Give the entries again, word for word.

______________________________

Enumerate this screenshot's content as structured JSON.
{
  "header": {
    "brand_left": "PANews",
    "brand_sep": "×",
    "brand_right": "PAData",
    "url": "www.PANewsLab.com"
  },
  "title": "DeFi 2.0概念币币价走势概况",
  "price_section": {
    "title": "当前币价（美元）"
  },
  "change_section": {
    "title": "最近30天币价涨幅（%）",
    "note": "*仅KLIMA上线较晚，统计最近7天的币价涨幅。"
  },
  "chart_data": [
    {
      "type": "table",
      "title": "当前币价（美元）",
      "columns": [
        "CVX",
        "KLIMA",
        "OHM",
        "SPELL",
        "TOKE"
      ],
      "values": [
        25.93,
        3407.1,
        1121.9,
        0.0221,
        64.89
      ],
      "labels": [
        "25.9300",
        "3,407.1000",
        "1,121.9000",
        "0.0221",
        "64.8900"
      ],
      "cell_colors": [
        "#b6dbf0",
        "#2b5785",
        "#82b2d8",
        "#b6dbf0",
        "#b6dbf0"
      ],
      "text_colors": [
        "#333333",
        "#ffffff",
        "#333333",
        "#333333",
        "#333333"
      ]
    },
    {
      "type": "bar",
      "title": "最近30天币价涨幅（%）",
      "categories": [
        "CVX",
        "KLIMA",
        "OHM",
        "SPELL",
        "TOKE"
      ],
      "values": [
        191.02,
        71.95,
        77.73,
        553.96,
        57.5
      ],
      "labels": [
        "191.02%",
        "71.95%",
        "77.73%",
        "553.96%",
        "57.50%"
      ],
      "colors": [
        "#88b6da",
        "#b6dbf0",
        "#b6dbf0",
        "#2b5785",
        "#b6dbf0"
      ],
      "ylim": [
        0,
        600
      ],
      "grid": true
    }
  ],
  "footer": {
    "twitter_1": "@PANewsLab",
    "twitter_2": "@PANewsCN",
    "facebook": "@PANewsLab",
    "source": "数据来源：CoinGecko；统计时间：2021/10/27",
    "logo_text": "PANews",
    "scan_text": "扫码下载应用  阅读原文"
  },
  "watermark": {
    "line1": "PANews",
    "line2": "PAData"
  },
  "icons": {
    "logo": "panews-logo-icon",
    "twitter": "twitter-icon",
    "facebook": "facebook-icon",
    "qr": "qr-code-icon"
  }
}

______________________________

» Final answer:
Enumerate this screenshot's content as structured JSON.
{
  "header": {
    "brand_left": "PANews",
    "brand_sep": "×",
    "brand_right": "PAData",
    "url": "www.PANewsLab.com"
  },
  "title": "DeFi 2.0概念币币价走势概况",
  "price_section": {
    "title": "当前币价（美元）"
  },
  "change_section": {
    "title": "最近30天币价涨幅（%）",
    "note": "*仅KLIMA上线较晚，统计最近7天的币价涨幅。"
  },
  "chart_data": [
    {
      "type": "table",
      "title": "当前币价（美元）",
      "columns": [
        "CVX",
        "KLIMA",
        "OHM",
        "SPELL",
        "TOKE"
      ],
      "values": [
        25.93,
        3407.1,
        1121.9,
        0.0221,
        64.89
      ],
      "labels": [
        "25.9300",
        "3,407.1000",
        "1,121.9000",
        "0.0221",
        "64.8900"
      ],
      "cell_colors": [
        "#b6dbf0",
        "#2b5785",
        "#82b2d8",
        "#b6dbf0",
        "#b6dbf0"
      ],
      "text_colors": [
        "#333333",
        "#ffffff",
        "#333333",
        "#333333",
        "#333333"
      ]
    },
    {
      "type": "bar",
      "title": "最近30天币价涨幅（%）",
      "categories": [
        "CVX",
        "KLIMA",
        "OHM",
        "SPELL",
        "TOKE"
      ],
      "values": [
        191.02,
        71.95,
        77.73,
        553.96,
        57.5
      ],
      "labels": [
        "191.02%",
        "71.95%",
        "77.73%",
        "553.96%",
        "57.50%"
      ],
      "colors": [
        "#88b6da",
        "#b6dbf0",
        "#b6dbf0",
        "#2b5785",
        "#b6dbf0"
      ],
      "ylim": [
        0,
        600
      ],
      "grid": true
    }
  ],
  "footer": {
    "twitter_1": "@PANewsLab",
    "twitter_2": "@PANewsCN",
    "facebook": "@PANewsLab",
    "source": "数据来源：CoinGecko；统计时间：2021/10/27",
    "logo_text": "PANews",
    "scan_text": "扫码下载应用  阅读原文"
  },
  "watermark": {
    "line1": "PANews",
    "line2": "PAData"
  },
  "icons": {
    "logo": "panews-logo-icon",
    "twitter": "twitter-icon",
    "facebook": "facebook-icon",
    "qr": "qr-code-icon"
  }
}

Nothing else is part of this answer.